[Records contained in a dataset]
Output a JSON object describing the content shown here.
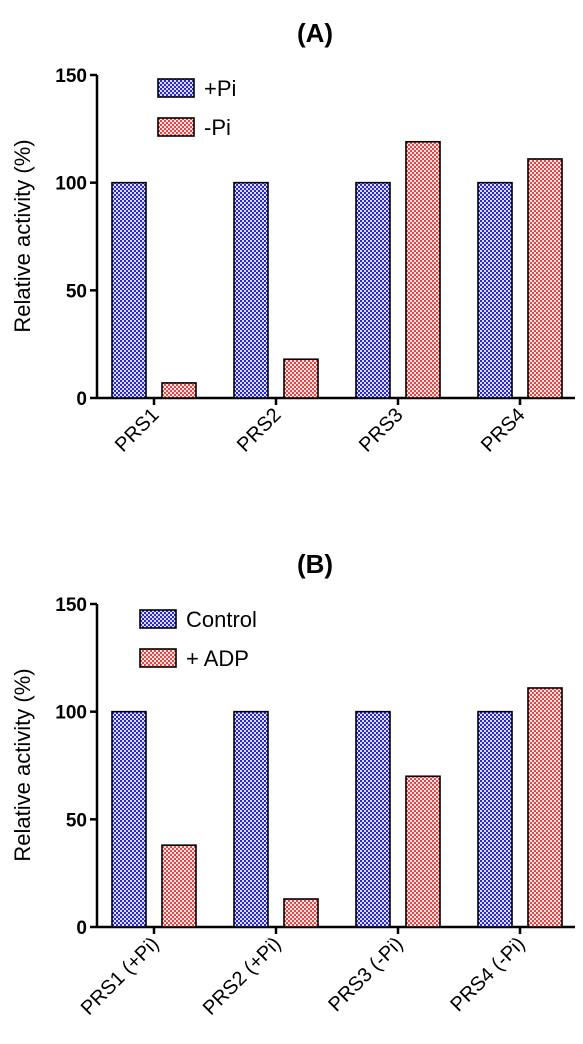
{
  "chart_data": [
    {
      "type": "bar",
      "title": "(A)",
      "ylabel": "Relative activity (%)",
      "xlabel": "",
      "ylim": [
        0,
        150
      ],
      "yticks": [
        0,
        50,
        100,
        150
      ],
      "categories": [
        "PRS1",
        "PRS2",
        "PRS3",
        "PRS4"
      ],
      "series": [
        {
          "name": "+Pi",
          "values": [
            100,
            100,
            100,
            100
          ],
          "color": "#3b3bd6"
        },
        {
          "name": "-Pi",
          "values": [
            7,
            18,
            119,
            111
          ],
          "color": "#e86a6a"
        }
      ],
      "legend": "top-left",
      "grid": false
    },
    {
      "type": "bar",
      "title": "(B)",
      "ylabel": "Relative activity (%)",
      "xlabel": "",
      "ylim": [
        0,
        150
      ],
      "yticks": [
        0,
        50,
        100,
        150
      ],
      "categories": [
        "PRS1 (+Pi)",
        "PRS2 (+Pi)",
        "PRS3 (-Pi)",
        "PRS4 (-Pi)"
      ],
      "series": [
        {
          "name": "Control",
          "values": [
            100,
            100,
            100,
            100
          ],
          "color": "#3b3bd6"
        },
        {
          "name": "+ ADP",
          "values": [
            38,
            13,
            70,
            111
          ],
          "color": "#e86a6a"
        }
      ],
      "legend": "top-left",
      "grid": false
    }
  ]
}
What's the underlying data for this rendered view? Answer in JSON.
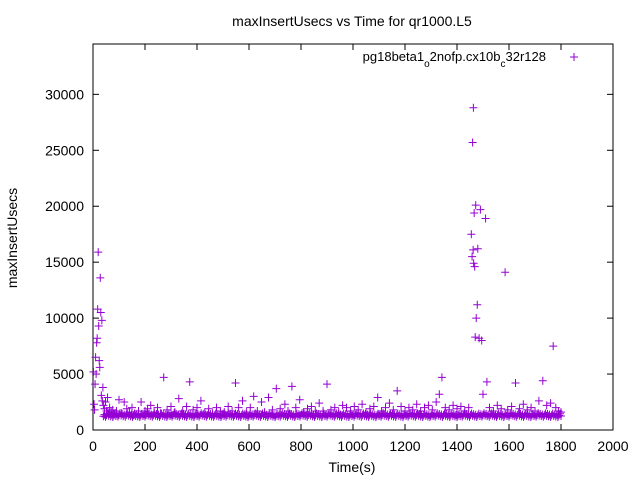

| WHAT YOU SHOULD DO |
Leave the pictures out and print the records above exactly as they stand.

| EXPECTED ANSWER |
Output a JSON object describing the content shown here.
{
  "chart_data": [
    {
      "type": "bar",
      "title": "(A)",
      "ylabel": "Relative activity (%)",
      "xlabel": "",
      "ylim": [
        0,
        150
      ],
      "yticks": [
        0,
        50,
        100,
        150
      ],
      "categories": [
        "PRS1",
        "PRS2",
        "PRS3",
        "PRS4"
      ],
      "series": [
        {
          "name": "+Pi",
          "values": [
            100,
            100,
            100,
            100
          ],
          "color": "#3b3bd6"
        },
        {
          "name": "-Pi",
          "values": [
            7,
            18,
            119,
            111
          ],
          "color": "#e86a6a"
        }
      ],
      "legend": "top-left",
      "grid": false
    },
    {
      "type": "bar",
      "title": "(B)",
      "ylabel": "Relative activity (%)",
      "xlabel": "",
      "ylim": [
        0,
        150
      ],
      "yticks": [
        0,
        50,
        100,
        150
      ],
      "categories": [
        "PRS1 (+Pi)",
        "PRS2 (+Pi)",
        "PRS3 (-Pi)",
        "PRS4 (-Pi)"
      ],
      "series": [
        {
          "name": "Control",
          "values": [
            100,
            100,
            100,
            100
          ],
          "color": "#3b3bd6"
        },
        {
          "name": "+ ADP",
          "values": [
            38,
            13,
            70,
            111
          ],
          "color": "#e86a6a"
        }
      ],
      "legend": "top-left",
      "grid": false
    }
  ]
}
What's the underlying data for this rendered view? Answer in JSON.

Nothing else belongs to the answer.